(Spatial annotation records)
________________________________________

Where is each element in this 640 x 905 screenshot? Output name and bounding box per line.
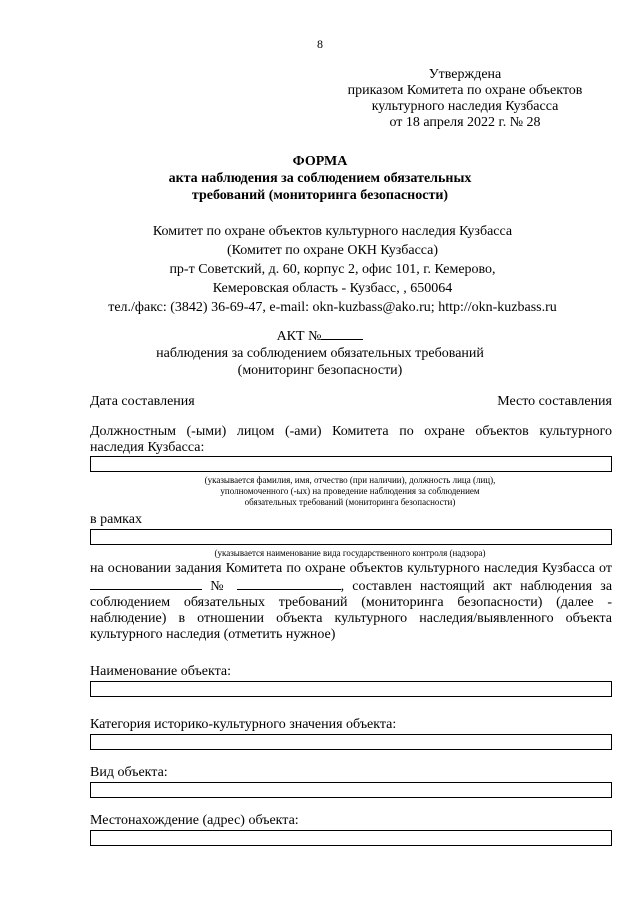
act-subtitle: (мониторинг безопасности) xyxy=(237,363,403,378)
act-number-blank[interactable] xyxy=(321,326,363,340)
location-label: Местонахождение (адрес) объекта: xyxy=(90,813,299,828)
date-label: Дата составления xyxy=(90,394,195,409)
hint-line: (указывается фамилия, имя, отчество (при наличии), должность лица (лиц), xyxy=(204,475,496,485)
org-short-name: (Комитет по охране ОКН Кузбасса) xyxy=(226,243,439,258)
category-field[interactable] xyxy=(90,734,612,750)
approval-block xyxy=(330,67,600,131)
scope-hint: (указывается наименование вида государственного контроля (надзора) xyxy=(214,548,486,558)
scope-field[interactable] xyxy=(90,529,612,545)
act-heading xyxy=(80,326,560,379)
basis-text: , составлен настоящий акт наблюдения за соблюдением обязательных требований (мониторинга безопасности) (далее - наблюдение) в отношении объекта культурного наследия/выявленного объекта культурного наследия (отметить нужное) xyxy=(90,579,613,642)
organization-header xyxy=(60,222,605,317)
page-number: 8 xyxy=(317,37,323,51)
category-label: Категория историко-культурного значения объекта: xyxy=(90,717,397,732)
approval-line: Утверждена xyxy=(428,67,502,82)
approval-line: культурного наследия Кузбасса xyxy=(371,99,559,114)
form-title xyxy=(80,153,560,204)
org-contacts: тел./факс: (3842) 36-69-47, e-mail: okn-kuzbass@ako.ru; http://okn-kuzbass.ru xyxy=(108,300,557,315)
scope-label: в рамках xyxy=(90,512,142,527)
object-type-label: Вид объекта: xyxy=(90,765,168,780)
hint-line: обязательных требований (мониторинга безопасности) xyxy=(244,497,456,507)
approval-line: приказом Комитета по охране объектов xyxy=(347,83,583,98)
official-field[interactable] xyxy=(90,456,612,472)
form-title-line: ФОРМА xyxy=(292,154,348,169)
basis-date-blank[interactable] xyxy=(90,577,202,590)
object-name-label: Наименование объекта: xyxy=(90,664,231,679)
object-name-field[interactable] xyxy=(90,681,612,697)
basis-number-blank[interactable] xyxy=(237,577,341,590)
form-title-line: акта наблюдения за соблюдением обязательных xyxy=(168,171,472,186)
place-label: Место составления xyxy=(497,394,612,409)
location-field[interactable] xyxy=(90,830,612,846)
basis-number-sign: № xyxy=(210,579,229,594)
org-address: Кемеровская область - Кузбасс, , 650064 xyxy=(212,281,453,296)
act-subtitle: наблюдения за соблюдением обязательных требований xyxy=(156,346,484,361)
act-title: АКТ № xyxy=(276,329,322,344)
org-address: пр-т Советский, д. 60, корпус 2, офис 101, г. Кемерово, xyxy=(169,262,496,277)
official-hint xyxy=(150,475,550,508)
basis-paragraph xyxy=(90,561,612,643)
approval-line: от 18 апреля 2022 г. № 28 xyxy=(389,115,541,130)
form-title-line: требований (мониторинга безопасности) xyxy=(191,188,449,203)
official-label: Должностным (-ыми) лицом (-ами) Комитета по охране объектов культурного наследия Кузбасса: xyxy=(90,424,612,455)
org-name: Комитет по охране объектов культурного наследия Кузбасса xyxy=(152,224,513,239)
date-place-row xyxy=(90,394,612,410)
basis-text: на основании задания Комитета по охране объектов культурного наследия Кузбасса от xyxy=(90,561,612,576)
hint-line: уполномоченного (-ых) на проведение наблюдения за соблюдением xyxy=(220,486,480,496)
object-type-field[interactable] xyxy=(90,782,612,798)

________________________________________

--- Exercise description ---
Copy every line of the records above verbatim, omitting the picture placeholders.

--- Complete response ---
Where is each element in this 640 x 905 screenshot? Output name and bounding box per line.
act-subtitle: (мониторинг безопасности) xyxy=(237,363,403,378)
act-number-blank[interactable] xyxy=(321,326,363,340)
location-label: Местонахождение (адрес) объекта: xyxy=(90,813,299,828)
date-label: Дата составления xyxy=(90,394,195,409)
hint-line: (указывается фамилия, имя, отчество (при наличии), должность лица (лиц), xyxy=(204,475,496,485)
org-short-name: (Комитет по охране ОКН Кузбасса) xyxy=(226,243,439,258)
category-field[interactable] xyxy=(90,734,612,750)
approval-block xyxy=(330,67,600,131)
scope-hint: (указывается наименование вида государственного контроля (надзора) xyxy=(214,548,486,558)
scope-field[interactable] xyxy=(90,529,612,545)
act-heading xyxy=(80,326,560,379)
basis-text: , составлен настоящий акт наблюдения за соблюдением обязательных требований (мониторинга безопасности) (далее - наблюдение) в отношении объекта культурного наследия/выявленного объекта культурного наследия (отметить нужное) xyxy=(90,579,613,642)
organization-header xyxy=(60,222,605,317)
page-number: 8 xyxy=(317,37,323,51)
category-label: Категория историко-культурного значения объекта: xyxy=(90,717,397,732)
approval-line: Утверждена xyxy=(428,67,502,82)
approval-line: культурного наследия Кузбасса xyxy=(371,99,559,114)
form-title xyxy=(80,153,560,204)
org-contacts: тел./факс: (3842) 36-69-47, e-mail: okn-kuzbass@ako.ru; http://okn-kuzbass.ru xyxy=(108,300,557,315)
scope-label: в рамках xyxy=(90,512,142,527)
object-type-label: Вид объекта: xyxy=(90,765,168,780)
hint-line: обязательных требований (мониторинга безопасности) xyxy=(244,497,456,507)
approval-line: приказом Комитета по охране объектов xyxy=(347,83,583,98)
official-field[interactable] xyxy=(90,456,612,472)
form-title-line: ФОРМА xyxy=(292,154,348,169)
basis-date-blank[interactable] xyxy=(90,577,202,590)
object-name-label: Наименование объекта: xyxy=(90,664,231,679)
object-name-field[interactable] xyxy=(90,681,612,697)
basis-number-blank[interactable] xyxy=(237,577,341,590)
form-title-line: акта наблюдения за соблюдением обязательных xyxy=(168,171,472,186)
place-label: Место составления xyxy=(497,394,612,409)
location-field[interactable] xyxy=(90,830,612,846)
basis-number-sign: № xyxy=(210,579,229,594)
org-address: Кемеровская область - Кузбасс, , 650064 xyxy=(212,281,453,296)
act-subtitle: наблюдения за соблюдением обязательных требований xyxy=(156,346,484,361)
act-title: АКТ № xyxy=(276,329,322,344)
org-address: пр-т Советский, д. 60, корпус 2, офис 101, г. Кемерово, xyxy=(169,262,496,277)
official-hint xyxy=(150,475,550,508)
basis-paragraph xyxy=(90,561,612,643)
approval-line: от 18 апреля 2022 г. № 28 xyxy=(389,115,541,130)
form-title-line: требований (мониторинга безопасности) xyxy=(191,188,449,203)
official-label: Должностным (-ыми) лицом (-ами) Комитета по охране объектов культурного наследия Кузбасса: xyxy=(90,424,612,455)
org-name: Комитет по охране объектов культурного наследия Кузбасса xyxy=(152,224,513,239)
date-place-row xyxy=(90,394,612,410)
basis-text: на основании задания Комитета по охране объектов культурного наследия Кузбасса от xyxy=(90,561,612,576)
hint-line: уполномоченного (-ых) на проведение наблюдения за соблюдением xyxy=(220,486,480,496)
object-type-field[interactable] xyxy=(90,782,612,798)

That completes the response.